▶ [EXERCISE DESCRIPTION] Below is the data. Give it again, complete and exact.

▶ [SUPPLIED ENTRIES]
= = = =

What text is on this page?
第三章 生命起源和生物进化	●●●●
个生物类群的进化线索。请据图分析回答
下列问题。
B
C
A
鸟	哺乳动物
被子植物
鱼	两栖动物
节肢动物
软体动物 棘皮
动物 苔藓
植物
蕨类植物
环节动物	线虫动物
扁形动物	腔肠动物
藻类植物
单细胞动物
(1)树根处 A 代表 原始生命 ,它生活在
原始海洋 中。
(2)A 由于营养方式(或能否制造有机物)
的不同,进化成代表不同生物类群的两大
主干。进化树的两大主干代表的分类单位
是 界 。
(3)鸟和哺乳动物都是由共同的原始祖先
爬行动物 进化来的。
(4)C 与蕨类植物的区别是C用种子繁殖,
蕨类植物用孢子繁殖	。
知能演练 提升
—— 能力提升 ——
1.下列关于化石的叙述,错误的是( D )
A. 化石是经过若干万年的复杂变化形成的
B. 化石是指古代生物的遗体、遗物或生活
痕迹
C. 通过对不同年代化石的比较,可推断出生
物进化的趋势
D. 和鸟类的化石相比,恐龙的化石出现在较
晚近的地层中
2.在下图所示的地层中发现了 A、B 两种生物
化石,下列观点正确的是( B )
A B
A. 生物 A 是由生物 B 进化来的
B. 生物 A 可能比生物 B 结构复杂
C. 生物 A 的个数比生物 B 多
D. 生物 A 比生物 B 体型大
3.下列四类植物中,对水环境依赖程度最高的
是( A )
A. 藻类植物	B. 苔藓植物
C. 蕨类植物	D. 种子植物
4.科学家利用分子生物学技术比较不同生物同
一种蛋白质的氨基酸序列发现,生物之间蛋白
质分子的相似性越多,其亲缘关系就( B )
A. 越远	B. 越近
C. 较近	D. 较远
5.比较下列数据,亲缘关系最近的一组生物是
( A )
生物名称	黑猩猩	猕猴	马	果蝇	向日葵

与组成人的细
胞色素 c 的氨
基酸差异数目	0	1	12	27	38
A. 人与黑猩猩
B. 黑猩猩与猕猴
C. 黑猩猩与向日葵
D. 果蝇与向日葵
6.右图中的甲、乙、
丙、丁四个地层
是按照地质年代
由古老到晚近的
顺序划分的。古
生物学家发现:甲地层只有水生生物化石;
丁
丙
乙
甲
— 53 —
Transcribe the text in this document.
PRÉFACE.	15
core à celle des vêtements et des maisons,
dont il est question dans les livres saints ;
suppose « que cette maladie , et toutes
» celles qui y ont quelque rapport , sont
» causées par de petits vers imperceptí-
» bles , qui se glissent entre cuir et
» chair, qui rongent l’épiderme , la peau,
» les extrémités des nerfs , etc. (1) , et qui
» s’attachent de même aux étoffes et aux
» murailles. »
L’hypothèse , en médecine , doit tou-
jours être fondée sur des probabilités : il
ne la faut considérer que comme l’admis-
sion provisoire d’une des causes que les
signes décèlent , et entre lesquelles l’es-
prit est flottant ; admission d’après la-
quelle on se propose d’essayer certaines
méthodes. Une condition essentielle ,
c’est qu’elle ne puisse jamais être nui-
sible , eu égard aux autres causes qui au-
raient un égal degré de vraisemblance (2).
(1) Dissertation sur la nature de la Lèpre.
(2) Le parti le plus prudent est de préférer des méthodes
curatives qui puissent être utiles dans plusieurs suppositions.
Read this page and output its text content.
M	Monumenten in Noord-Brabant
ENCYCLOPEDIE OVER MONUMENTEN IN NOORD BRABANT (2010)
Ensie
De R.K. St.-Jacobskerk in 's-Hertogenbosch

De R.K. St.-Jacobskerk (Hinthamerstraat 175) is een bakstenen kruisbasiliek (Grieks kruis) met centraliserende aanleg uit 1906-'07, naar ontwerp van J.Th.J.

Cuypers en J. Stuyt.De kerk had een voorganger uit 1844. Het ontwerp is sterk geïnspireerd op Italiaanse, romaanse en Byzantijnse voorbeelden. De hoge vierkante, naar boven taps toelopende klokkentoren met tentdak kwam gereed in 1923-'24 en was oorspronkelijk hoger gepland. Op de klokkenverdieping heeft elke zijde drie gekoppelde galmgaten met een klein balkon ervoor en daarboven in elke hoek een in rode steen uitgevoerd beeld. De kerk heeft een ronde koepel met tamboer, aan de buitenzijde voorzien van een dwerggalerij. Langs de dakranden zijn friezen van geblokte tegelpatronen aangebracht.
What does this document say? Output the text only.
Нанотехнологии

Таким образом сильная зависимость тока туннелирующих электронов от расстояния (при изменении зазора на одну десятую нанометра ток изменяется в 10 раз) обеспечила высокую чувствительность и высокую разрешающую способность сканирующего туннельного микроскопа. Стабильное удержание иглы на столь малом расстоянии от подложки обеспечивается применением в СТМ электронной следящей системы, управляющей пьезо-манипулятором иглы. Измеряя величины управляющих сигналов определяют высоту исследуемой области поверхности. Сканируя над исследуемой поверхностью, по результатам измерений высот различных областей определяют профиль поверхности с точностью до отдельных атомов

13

= = = =

▶ [FULL ANSWER]
What text is on this page?
第三章 生命起源和生物进化	●●●●
个生物类群的进化线索。请据图分析回答
下列问题。
B
C
A
鸟	哺乳动物
被子植物
鱼	两栖动物
节肢动物
软体动物 棘皮
动物 苔藓
植物
蕨类植物
环节动物	线虫动物
扁形动物	腔肠动物
藻类植物
单细胞动物
(1)树根处 A 代表 原始生命 ,它生活在
原始海洋 中。
(2)A 由于营养方式(或能否制造有机物)
的不同,进化成代表不同生物类群的两大
主干。进化树的两大主干代表的分类单位
是 界 。
(3)鸟和哺乳动物都是由共同的原始祖先
爬行动物 进化来的。
(4)C 与蕨类植物的区别是C用种子繁殖,
蕨类植物用孢子繁殖	。
知能演练 提升
—— 能力提升 ——
1.下列关于化石的叙述,错误的是( D )
A. 化石是经过若干万年的复杂变化形成的
B. 化石是指古代生物的遗体、遗物或生活
痕迹
C. 通过对不同年代化石的比较,可推断出生
物进化的趋势
D. 和鸟类的化石相比,恐龙的化石出现在较
晚近的地层中
2.在下图所示的地层中发现了 A、B 两种生物
化石,下列观点正确的是( B )
A B
A. 生物 A 是由生物 B 进化来的
B. 生物 A 可能比生物 B 结构复杂
C. 生物 A 的个数比生物 B 多
D. 生物 A 比生物 B 体型大
3.下列四类植物中,对水环境依赖程度最高的
是( A )
A. 藻类植物	B. 苔藓植物
C. 蕨类植物	D. 种子植物
4.科学家利用分子生物学技术比较不同生物同
一种蛋白质的氨基酸序列发现,生物之间蛋白
质分子的相似性越多,其亲缘关系就( B )
A. 越远	B. 越近
C. 较近	D. 较远
5.比较下列数据,亲缘关系最近的一组生物是
( A )
生物名称	黑猩猩	猕猴	马	果蝇	向日葵

与组成人的细
胞色素 c 的氨
基酸差异数目	0	1	12	27	38
A. 人与黑猩猩
B. 黑猩猩与猕猴
C. 黑猩猩与向日葵
D. 果蝇与向日葵
6.右图中的甲、乙、
丙、丁四个地层
是按照地质年代
由古老到晚近的
顺序划分的。古
生物学家发现:甲地层只有水生生物化石;
丁
丙
乙
甲
— 53 —
Transcribe the text in this document.
PRÉFACE.	15
core à celle des vêtements et des maisons,
dont il est question dans les livres saints ;
suppose « que cette maladie , et toutes
» celles qui y ont quelque rapport , sont
» causées par de petits vers imperceptí-
» bles , qui se glissent entre cuir et
» chair, qui rongent l’épiderme , la peau,
» les extrémités des nerfs , etc. (1) , et qui
» s’attachent de même aux étoffes et aux
» murailles. »
L’hypothèse , en médecine , doit tou-
jours être fondée sur des probabilités : il
ne la faut considérer que comme l’admis-
sion provisoire d’une des causes que les
signes décèlent , et entre lesquelles l’es-
prit est flottant ; admission d’après la-
quelle on se propose d’essayer certaines
méthodes. Une condition essentielle ,
c’est qu’elle ne puisse jamais être nui-
sible , eu égard aux autres causes qui au-
raient un égal degré de vraisemblance (2).
(1) Dissertation sur la nature de la Lèpre.
(2) Le parti le plus prudent est de préférer des méthodes
curatives qui puissent être utiles dans plusieurs suppositions.
Read this page and output its text content.
M	Monumenten in Noord-Brabant
ENCYCLOPEDIE OVER MONUMENTEN IN NOORD BRABANT (2010)
Ensie
De R.K. St.-Jacobskerk in 's-Hertogenbosch

De R.K. St.-Jacobskerk (Hinthamerstraat 175) is een bakstenen kruisbasiliek (Grieks kruis) met centraliserende aanleg uit 1906-'07, naar ontwerp van J.Th.J.

Cuypers en J. Stuyt.De kerk had een voorganger uit 1844. Het ontwerp is sterk geïnspireerd op Italiaanse, romaanse en Byzantijnse voorbeelden. De hoge vierkante, naar boven taps toelopende klokkentoren met tentdak kwam gereed in 1923-'24 en was oorspronkelijk hoger gepland. Op de klokkenverdieping heeft elke zijde drie gekoppelde galmgaten met een klein balkon ervoor en daarboven in elke hoek een in rode steen uitgevoerd beeld. De kerk heeft een ronde koepel met tamboer, aan de buitenzijde voorzien van een dwerggalerij. Langs de dakranden zijn friezen van geblokte tegelpatronen aangebracht.
What does this document say? Output the text only.
Нанотехнологии

Таким образом сильная зависимость тока туннелирующих электронов от расстояния (при изменении зазора на одну десятую нанометра ток изменяется в 10 раз) обеспечила высокую чувствительность и высокую разрешающую способность сканирующего туннельного микроскопа. Стабильное удержание иглы на столь малом расстоянии от подложки обеспечивается применением в СТМ электронной следящей системы, управляющей пьезо-манипулятором иглы. Измеряя величины управляющих сигналов определяют высоту исследуемой области поверхности. Сканируя над исследуемой поверхностью, по результатам измерений высот различных областей определяют профиль поверхности с точностью до отдельных атомов

13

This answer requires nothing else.